I decided to try growing Stevia in my garden this year. My husband has been using the supermarket’s version of the stevia plant in his coffee. However, from what I have read, what you find at most supermarkets isn’t pure stevia, but is mixed with other chemicals and/or sugars. So I decided to do some research.
INGREDENTS: Dextrose, Reb A (Stevia Extract), Cellulose Powder, Natural Flavors.
Knowing that ingredients must be put on the label in descending order of amounts, Dextrose is the predominant ingredient – not Stevia! Dextrose is a simple sugar that breaks down into glucose in the body. Wait, SUGAR? Yep. That’s the <1g.
But wait, there’s more (bad news)! The next ingredient Reb A (Stevia Extract) is apparently also suspect! According to the patent application Coca-Cola used to obtain approval to use Reb A in their products (see here) they use a very un-natural process for purifying the stevia leaf that includes the use of acetone, ethanol (what you put in your gas tank) and isopropanol (rubbing alcohol). Seriously???!!!!!
The third ingredient is Cellulose Powder. Pretty safe, right? According to wikipedia, cellulose powder is “An insoluble dietary fiber that is a tasteless, odorless & colorless powder produced from naturally occurring components of plants.” Basically it is just a filler so you feel like you are getting more than you really are. Okay, but what kind of plant does it come from? It’s hard to know where the producer of any commercial product gets it’s powdered cellulose (trade secrets?). Traditionally, powdered cellulose has come from wood, but lately the trend has been to make the cellulose powder from cornstalks. Unfortunately, according to Margie Kelly of the Huffington Post (see article here), “Corn is the No. 1 crop grown in the U.S. and nearly all of it — 88 percent — is genetically modified.” Oh no – GMO!
And who knows what is in those “natural flavors”! Wow, I wish I had read (and understood) the label before I bought this for hubby’s coffee!
Well – since one of our self-sufficient goals is to be able to grow our own food organically with heirloom, non-GMO seeds, I figure we should find a way to sweeten what we eat in a natural way. We are going to have two bee hives next spring for honey, and according to Lisa Lynn of The Self Sufficient HomeAcre and The Prepper Project (see post here) I can grow sugar beets and make my own grannulated sugar. But I wanted another alternative – thus the Stevia.
I bought my seeds from The Peaceful Valley Nursery in Nevada City on the day that we picked up our new almond and walnut trees. Everything I have read said that germinating the seeds may not be the easiest task, but I didn’t have any trouble getting two out of the three seeds planted to germinate. After a couple of weeks I transplanted the two seedlings out into the garden.
At this time they seem to be growing very s l o w l y…..
But, they are growing, afterall. I think the squash may be shading it too much, so I am going to pull back the squash later today. In the meantime I have been researching ways to extract the sweetness from the plant. I have found several blogs with different extraction methods and I hope to be able to try a few of them.The first website I found that had step by step instructions on extracting the sweetness from the Stevia leaves was Food Renegade. The instructions on this site use Vodka 😉 to get a sweeter result than just plain water. On another website – Cheap Vegetable Gardener – the article shows how to make stevia powder. Basically, all you do is dry the leaves then pulverize them in a blender or coffee grinder! Sounds simple enough!

* [Dataset entries]

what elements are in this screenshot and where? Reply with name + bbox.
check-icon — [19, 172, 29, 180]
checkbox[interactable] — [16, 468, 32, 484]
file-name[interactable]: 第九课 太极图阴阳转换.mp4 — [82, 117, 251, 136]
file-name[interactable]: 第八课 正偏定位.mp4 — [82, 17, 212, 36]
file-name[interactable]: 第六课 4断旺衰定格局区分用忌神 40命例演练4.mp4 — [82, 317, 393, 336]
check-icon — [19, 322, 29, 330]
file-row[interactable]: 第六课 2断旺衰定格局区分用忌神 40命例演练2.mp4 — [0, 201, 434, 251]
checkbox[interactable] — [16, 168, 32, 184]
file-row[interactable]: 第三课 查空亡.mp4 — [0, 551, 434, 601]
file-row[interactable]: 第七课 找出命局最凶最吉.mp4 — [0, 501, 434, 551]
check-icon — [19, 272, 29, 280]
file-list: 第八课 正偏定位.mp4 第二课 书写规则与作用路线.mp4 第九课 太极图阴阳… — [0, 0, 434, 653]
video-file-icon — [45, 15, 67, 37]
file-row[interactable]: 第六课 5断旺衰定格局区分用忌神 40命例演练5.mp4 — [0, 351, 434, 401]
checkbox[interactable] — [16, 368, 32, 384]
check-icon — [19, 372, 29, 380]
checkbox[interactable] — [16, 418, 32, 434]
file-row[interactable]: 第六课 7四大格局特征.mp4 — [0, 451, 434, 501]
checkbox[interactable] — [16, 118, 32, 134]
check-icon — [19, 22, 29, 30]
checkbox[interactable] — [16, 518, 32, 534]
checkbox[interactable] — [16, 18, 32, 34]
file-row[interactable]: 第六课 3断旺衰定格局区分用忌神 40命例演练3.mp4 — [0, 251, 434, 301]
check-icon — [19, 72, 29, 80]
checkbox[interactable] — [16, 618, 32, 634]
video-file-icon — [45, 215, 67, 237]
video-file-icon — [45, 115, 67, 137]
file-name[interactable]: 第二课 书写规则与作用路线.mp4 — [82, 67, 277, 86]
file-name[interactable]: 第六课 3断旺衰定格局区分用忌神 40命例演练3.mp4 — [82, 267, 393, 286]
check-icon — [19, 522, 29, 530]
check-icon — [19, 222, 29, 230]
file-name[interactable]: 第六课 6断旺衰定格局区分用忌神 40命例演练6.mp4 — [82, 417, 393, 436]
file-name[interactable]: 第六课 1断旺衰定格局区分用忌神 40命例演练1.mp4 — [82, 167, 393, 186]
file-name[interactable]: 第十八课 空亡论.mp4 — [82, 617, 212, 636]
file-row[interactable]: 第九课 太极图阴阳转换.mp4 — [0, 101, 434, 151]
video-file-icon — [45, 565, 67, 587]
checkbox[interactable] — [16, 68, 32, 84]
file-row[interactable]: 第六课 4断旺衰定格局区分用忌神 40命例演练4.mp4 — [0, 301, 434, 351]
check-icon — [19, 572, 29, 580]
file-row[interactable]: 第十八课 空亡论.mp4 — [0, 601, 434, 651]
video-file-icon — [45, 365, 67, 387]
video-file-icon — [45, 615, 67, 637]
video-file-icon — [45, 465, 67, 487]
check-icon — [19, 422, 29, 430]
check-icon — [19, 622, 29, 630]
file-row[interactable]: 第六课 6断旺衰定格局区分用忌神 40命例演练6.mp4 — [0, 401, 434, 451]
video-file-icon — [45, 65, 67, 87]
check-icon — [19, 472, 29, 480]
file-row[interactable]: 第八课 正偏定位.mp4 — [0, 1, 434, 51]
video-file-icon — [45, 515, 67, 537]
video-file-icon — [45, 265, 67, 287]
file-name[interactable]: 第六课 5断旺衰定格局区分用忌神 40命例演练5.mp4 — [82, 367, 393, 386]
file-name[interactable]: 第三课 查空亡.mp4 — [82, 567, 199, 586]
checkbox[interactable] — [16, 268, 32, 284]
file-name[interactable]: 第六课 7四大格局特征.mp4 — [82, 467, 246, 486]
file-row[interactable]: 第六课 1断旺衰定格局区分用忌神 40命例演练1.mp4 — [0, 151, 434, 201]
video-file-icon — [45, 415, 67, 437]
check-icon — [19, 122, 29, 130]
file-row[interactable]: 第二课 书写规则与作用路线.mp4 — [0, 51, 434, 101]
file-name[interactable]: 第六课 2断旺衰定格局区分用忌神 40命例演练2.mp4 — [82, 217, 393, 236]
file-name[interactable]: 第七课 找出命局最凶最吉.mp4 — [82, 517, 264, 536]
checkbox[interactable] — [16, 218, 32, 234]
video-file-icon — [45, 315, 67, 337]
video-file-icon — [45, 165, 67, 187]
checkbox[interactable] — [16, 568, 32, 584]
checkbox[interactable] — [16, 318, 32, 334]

* [About this exercise] Quote the stevia post word for word between "The third ingredient" and "Oh no – GMO!", inclusive.

* [Answer space]
The third ingredient is Cellulose Powder. Pretty safe, right? According to wikipedia, cellulose powder is “An insoluble dietary fiber that is a tasteless, odorless & colorless powder produced from naturally occurring components of plants.” Basically it is just a filler so you feel like you are getting more than you really are. Okay, but what kind of plant does it come from? It’s hard to know where the producer of any commercial product gets it’s powdered cellulose (trade secrets?). Traditionally, powdered cellulose has come from wood, but lately the trend has been to make the cellulose powder from cornstalks. Unfortunately, according to Margie Kelly of the Huffington Post (see article here), “Corn is the No. 1 crop grown in the U.S. and nearly all of it — 88 percent — is genetically modified.” Oh no – GMO!